[Work to do] Every record here should be printed again exactly.

::::::::::

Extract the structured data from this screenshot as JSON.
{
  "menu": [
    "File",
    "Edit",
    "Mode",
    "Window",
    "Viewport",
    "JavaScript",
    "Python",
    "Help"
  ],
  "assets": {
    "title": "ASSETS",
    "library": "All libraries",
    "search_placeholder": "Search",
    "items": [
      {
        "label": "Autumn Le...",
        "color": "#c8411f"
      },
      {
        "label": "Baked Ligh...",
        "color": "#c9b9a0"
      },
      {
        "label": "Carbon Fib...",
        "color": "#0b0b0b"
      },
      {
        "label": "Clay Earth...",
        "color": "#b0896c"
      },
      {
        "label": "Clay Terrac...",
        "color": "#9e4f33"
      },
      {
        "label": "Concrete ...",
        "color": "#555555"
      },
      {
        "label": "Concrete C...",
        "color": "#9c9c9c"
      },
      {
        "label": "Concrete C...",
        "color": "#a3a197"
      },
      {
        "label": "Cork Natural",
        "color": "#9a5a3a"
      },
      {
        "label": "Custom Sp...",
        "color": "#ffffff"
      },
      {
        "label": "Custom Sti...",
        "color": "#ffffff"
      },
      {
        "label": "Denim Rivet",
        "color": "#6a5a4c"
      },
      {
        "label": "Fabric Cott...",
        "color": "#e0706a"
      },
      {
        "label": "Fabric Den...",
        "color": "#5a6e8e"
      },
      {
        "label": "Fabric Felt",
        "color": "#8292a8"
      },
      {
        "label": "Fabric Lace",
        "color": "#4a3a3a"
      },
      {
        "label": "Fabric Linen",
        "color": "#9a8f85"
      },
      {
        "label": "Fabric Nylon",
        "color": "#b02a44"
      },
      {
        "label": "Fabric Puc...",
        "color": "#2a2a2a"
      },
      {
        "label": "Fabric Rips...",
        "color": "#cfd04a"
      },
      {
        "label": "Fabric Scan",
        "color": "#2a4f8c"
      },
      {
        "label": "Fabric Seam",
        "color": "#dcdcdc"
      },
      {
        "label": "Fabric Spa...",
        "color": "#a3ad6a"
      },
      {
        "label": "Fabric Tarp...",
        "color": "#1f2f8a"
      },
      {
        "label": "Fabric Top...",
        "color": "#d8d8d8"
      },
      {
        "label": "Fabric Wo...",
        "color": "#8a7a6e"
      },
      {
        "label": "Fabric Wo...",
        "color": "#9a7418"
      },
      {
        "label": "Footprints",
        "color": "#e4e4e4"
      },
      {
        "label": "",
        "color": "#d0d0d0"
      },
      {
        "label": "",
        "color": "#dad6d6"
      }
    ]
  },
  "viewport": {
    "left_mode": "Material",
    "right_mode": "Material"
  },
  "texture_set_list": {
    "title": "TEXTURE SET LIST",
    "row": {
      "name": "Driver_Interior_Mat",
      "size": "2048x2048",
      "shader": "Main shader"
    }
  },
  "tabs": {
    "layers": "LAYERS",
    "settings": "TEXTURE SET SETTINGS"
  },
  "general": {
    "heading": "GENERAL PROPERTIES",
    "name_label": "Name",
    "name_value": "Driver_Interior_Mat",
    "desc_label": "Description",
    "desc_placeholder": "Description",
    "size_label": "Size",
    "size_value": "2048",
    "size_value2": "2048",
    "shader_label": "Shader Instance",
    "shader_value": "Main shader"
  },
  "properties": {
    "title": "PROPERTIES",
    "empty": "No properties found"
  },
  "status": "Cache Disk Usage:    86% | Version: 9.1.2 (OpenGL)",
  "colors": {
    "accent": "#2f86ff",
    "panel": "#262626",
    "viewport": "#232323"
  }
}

::::::::::

[Answer for this exercise]
Extract the structured data from this screenshot as JSON.
{
  "menu": [
    "File",
    "Edit",
    "Mode",
    "Window",
    "Viewport",
    "JavaScript",
    "Python",
    "Help"
  ],
  "assets": {
    "title": "ASSETS",
    "library": "All libraries",
    "search_placeholder": "Search",
    "items": [
      {
        "label": "Autumn Le...",
        "color": "#c8411f"
      },
      {
        "label": "Baked Ligh...",
        "color": "#c9b9a0"
      },
      {
        "label": "Carbon Fib...",
        "color": "#0b0b0b"
      },
      {
        "label": "Clay Earth...",
        "color": "#b0896c"
      },
      {
        "label": "Clay Terrac...",
        "color": "#9e4f33"
      },
      {
        "label": "Concrete ...",
        "color": "#555555"
      },
      {
        "label": "Concrete C...",
        "color": "#9c9c9c"
      },
      {
        "label": "Concrete C...",
        "color": "#a3a197"
      },
      {
        "label": "Cork Natural",
        "color": "#9a5a3a"
      },
      {
        "label": "Custom Sp...",
        "color": "#ffffff"
      },
      {
        "label": "Custom Sti...",
        "color": "#ffffff"
      },
      {
        "label": "Denim Rivet",
        "color": "#6a5a4c"
      },
      {
        "label": "Fabric Cott...",
        "color": "#e0706a"
      },
      {
        "label": "Fabric Den...",
        "color": "#5a6e8e"
      },
      {
        "label": "Fabric Felt",
        "color": "#8292a8"
      },
      {
        "label": "Fabric Lace",
        "color": "#4a3a3a"
      },
      {
        "label": "Fabric Linen",
        "color": "#9a8f85"
      },
      {
        "label": "Fabric Nylon",
        "color": "#b02a44"
      },
      {
        "label": "Fabric Puc...",
        "color": "#2a2a2a"
      },
      {
        "label": "Fabric Rips...",
        "color": "#cfd04a"
      },
      {
        "label": "Fabric Scan",
        "color": "#2a4f8c"
      },
      {
        "label": "Fabric Seam",
        "color": "#dcdcdc"
      },
      {
        "label": "Fabric Spa...",
        "color": "#a3ad6a"
      },
      {
        "label": "Fabric Tarp...",
        "color": "#1f2f8a"
      },
      {
        "label": "Fabric Top...",
        "color": "#d8d8d8"
      },
      {
        "label": "Fabric Wo...",
        "color": "#8a7a6e"
      },
      {
        "label": "Fabric Wo...",
        "color": "#9a7418"
      },
      {
        "label": "Footprints",
        "color": "#e4e4e4"
      },
      {
        "label": "",
        "color": "#d0d0d0"
      },
      {
        "label": "",
        "color": "#dad6d6"
      }
    ]
  },
  "viewport": {
    "left_mode": "Material",
    "right_mode": "Material"
  },
  "texture_set_list": {
    "title": "TEXTURE SET LIST",
    "row": {
      "name": "Driver_Interior_Mat",
      "size": "2048x2048",
      "shader": "Main shader"
    }
  },
  "tabs": {
    "layers": "LAYERS",
    "settings": "TEXTURE SET SETTINGS"
  },
  "general": {
    "heading": "GENERAL PROPERTIES",
    "name_label": "Name",
    "name_value": "Driver_Interior_Mat",
    "desc_label": "Description",
    "desc_placeholder": "Description",
    "size_label": "Size",
    "size_value": "2048",
    "size_value2": "2048",
    "shader_label": "Shader Instance",
    "shader_value": "Main shader"
  },
  "properties": {
    "title": "PROPERTIES",
    "empty": "No properties found"
  },
  "status": "Cache Disk Usage:    86% | Version: 9.1.2 (OpenGL)",
  "colors": {
    "accent": "#2f86ff",
    "panel": "#262626",
    "viewport": "#232323"
  }
}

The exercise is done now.